**Extracto del texto:**
• • • • •

Para avanzar en los dos últimos niveles analíticos, propongo utilizar el proceso de asignación de valor como una perspectiva útil para identificar cómo, en algunas situaciones, las valoraciones correctas e incorrectas compiten y coexisten. Debido a la naturaleza contingente y compleja de lo que está en disputa, esta perspectiva abona al análisis de los conflictos socioambientales enfatizando las dinámicas que operan y configuran las valoraciones, y el carácter inalienable, otorgados a ciertos bienes naturales. Ambos aspectos serán explorados a partir del conflicto que surgió frente al proyecto Esperanza Gold ubicado al centro-occidente de Morelos.
Producción de la naturaleza y del espacio: claves conceptuales para entender la conflictividad socioambiental
Neil Smith (2006) reconstruye la noción de naturaleza que, aun de manera fragmentada, está presente en la obra de Karl Marx y explica la especificidad que esta noción tiene bajo el sistema capitalista a partir de tres ideas centrales. Primero, la producción constituye la relación material fundamental entre los seres humanos y la naturaleza, que es posible, inicialmente, mediante el trabajo, actividad humana que produce valores de uso cuyo sentido es la satisfacción de necesidades. Sin embargo, a partir del desfase entre producción y consumo, en el que no se produce para consumir sino para obtener un excedente social, es necesario un mayor control social sobre la naturaleza, es decir, sobre lo que se produce.

• • • • •

**Tareas propuestas:**
• 1. Enumera todos los nombres propios de personas, lugares y proyectos que aparecen en el texto sobre la producción de la naturaleza.
• 2. Continúa el texto sobre la producción de la naturaleza a partir de su última oración.

• • • • •

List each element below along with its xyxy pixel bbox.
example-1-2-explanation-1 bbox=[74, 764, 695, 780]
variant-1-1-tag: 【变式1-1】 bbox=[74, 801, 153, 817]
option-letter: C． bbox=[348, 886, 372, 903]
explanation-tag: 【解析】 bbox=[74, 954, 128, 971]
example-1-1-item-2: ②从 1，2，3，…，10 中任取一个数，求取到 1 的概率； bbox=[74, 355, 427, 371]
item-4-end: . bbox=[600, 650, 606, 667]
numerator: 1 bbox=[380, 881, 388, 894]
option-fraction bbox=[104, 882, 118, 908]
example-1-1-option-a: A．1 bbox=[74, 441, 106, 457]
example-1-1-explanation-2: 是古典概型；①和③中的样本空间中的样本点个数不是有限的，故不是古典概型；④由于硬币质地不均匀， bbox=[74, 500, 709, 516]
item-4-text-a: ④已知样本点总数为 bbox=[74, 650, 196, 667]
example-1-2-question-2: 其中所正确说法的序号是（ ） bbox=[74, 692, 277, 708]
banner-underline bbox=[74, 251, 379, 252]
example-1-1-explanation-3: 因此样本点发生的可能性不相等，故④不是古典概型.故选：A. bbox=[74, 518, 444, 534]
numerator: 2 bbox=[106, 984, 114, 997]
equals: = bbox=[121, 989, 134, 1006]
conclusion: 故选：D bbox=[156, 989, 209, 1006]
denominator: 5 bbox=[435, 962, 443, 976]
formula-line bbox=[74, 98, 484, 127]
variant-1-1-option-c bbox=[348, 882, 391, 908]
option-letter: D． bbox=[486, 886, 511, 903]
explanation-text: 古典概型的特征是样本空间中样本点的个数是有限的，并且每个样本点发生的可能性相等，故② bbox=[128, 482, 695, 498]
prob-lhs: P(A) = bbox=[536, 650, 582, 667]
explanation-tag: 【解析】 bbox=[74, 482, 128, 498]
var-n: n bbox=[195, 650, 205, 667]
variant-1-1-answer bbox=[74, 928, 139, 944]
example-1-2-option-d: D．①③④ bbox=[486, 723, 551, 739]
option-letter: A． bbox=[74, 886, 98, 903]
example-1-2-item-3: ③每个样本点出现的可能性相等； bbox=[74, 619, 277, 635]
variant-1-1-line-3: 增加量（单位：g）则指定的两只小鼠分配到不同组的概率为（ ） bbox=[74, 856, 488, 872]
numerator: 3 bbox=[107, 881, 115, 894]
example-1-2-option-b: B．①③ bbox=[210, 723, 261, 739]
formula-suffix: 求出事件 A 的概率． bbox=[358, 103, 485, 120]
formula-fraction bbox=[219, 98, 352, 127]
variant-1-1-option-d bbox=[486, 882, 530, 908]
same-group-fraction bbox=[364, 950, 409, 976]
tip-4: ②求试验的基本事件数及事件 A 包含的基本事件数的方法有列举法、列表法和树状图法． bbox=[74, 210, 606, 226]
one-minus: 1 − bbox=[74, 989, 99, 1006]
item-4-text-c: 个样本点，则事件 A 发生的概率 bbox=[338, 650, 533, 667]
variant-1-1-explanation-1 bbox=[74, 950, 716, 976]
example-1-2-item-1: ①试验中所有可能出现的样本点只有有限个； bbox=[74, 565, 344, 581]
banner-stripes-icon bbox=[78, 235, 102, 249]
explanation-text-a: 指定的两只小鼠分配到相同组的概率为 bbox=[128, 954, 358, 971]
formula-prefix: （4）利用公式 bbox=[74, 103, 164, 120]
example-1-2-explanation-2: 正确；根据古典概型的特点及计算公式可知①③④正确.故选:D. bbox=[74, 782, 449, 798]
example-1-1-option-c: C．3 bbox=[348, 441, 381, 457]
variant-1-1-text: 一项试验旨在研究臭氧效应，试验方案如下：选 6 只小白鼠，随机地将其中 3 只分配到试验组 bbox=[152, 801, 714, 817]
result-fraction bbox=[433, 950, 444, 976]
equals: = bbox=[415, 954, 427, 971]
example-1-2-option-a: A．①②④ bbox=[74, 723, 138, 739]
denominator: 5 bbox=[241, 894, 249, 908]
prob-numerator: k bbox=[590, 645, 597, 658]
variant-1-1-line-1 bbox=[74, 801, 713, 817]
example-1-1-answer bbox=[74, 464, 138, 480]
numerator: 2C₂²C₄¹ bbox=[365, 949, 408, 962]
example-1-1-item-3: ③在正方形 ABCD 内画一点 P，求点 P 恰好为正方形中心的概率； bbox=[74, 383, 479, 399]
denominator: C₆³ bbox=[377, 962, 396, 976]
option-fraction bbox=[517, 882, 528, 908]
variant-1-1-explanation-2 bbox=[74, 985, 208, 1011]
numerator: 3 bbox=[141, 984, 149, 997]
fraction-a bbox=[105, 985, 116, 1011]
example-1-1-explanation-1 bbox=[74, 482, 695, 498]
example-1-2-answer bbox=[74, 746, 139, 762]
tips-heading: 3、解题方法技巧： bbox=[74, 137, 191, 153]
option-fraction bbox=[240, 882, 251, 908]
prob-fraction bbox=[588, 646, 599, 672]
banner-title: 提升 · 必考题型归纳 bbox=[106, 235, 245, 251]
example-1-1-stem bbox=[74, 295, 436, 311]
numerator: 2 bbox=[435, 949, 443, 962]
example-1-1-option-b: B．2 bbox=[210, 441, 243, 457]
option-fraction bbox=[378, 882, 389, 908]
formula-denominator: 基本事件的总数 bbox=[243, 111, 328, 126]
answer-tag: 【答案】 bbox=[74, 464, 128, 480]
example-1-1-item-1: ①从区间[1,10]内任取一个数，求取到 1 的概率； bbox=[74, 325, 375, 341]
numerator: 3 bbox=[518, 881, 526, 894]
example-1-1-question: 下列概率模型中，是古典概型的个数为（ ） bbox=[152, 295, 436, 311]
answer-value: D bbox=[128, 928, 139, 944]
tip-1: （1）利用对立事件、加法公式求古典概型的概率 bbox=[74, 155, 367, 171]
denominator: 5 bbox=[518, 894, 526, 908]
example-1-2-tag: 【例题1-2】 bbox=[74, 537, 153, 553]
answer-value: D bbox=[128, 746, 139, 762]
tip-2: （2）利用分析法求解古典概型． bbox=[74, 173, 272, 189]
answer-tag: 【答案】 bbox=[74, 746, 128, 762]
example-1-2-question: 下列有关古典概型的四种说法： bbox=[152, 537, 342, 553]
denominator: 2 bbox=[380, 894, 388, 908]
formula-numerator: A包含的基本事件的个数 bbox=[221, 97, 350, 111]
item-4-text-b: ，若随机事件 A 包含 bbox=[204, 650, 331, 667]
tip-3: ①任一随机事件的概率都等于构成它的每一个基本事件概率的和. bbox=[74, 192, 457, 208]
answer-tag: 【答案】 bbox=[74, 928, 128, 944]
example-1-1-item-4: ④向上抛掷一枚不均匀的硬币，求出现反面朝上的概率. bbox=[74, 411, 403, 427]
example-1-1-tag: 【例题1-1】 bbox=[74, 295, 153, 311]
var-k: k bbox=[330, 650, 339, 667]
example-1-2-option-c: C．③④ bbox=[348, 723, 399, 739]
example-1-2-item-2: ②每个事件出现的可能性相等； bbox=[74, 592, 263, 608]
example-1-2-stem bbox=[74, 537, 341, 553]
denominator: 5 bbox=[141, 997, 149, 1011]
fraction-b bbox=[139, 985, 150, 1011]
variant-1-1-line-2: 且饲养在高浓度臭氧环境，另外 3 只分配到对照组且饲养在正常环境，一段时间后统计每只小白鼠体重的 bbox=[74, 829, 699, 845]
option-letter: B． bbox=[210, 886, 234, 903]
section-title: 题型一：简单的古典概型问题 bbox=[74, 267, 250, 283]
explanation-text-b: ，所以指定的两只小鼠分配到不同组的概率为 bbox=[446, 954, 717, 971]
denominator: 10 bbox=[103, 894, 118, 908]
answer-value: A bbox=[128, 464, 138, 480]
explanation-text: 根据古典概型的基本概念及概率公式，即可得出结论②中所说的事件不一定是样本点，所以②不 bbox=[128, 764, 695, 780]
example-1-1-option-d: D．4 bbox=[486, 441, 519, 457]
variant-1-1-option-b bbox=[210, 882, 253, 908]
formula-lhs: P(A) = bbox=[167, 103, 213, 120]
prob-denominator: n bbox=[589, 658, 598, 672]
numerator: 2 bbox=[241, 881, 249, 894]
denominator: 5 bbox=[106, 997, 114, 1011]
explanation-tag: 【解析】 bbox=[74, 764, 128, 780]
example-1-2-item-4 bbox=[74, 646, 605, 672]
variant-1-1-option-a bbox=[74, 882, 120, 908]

• • • • •

**Resultados del ejercicio:**
• 1. Esperanza Gold, Morelos, Neil Smith, Karl Marx

• 2.
Segundo, con la producción para el intercambio (posible por el excedente de valores de uso) la relación entre los seres humanos y la naturaleza se transforma y deja de ser, únicamente, una relación de valor de uso. Para Smith, el desarrollo de instituciones y formas sociales que facilitan y regulan la producción para el intercambio es lo que hace posible que la sociedad sea distinguible de la naturaleza. La separación entre naturaleza y sociedad es posible mediante la agencia humana (Smith, 2006, pp. 24-30).
Si bien bajo el capitalismo (como en todo modo de producción anterior a éste), la relación con la naturaleza es mediada socialmente, se diferencia de los otros modos en tanto que la lógica de esa mediación no deriva de la necesidad de producir para consumir valores de uso, “ni aun de la lógica para el intercambio […] Es, mejor dicho, la lógica abstracta unida a la creación y la acumulación de valor social lo que determina la relación con la naturaleza en el capitalismo” (Smith, 2006, pp. 33, 34-42). Por ello, lo que resulta único en el capitalismo es que, por primera vez, los seres humanos producen naturaleza a escala mundial.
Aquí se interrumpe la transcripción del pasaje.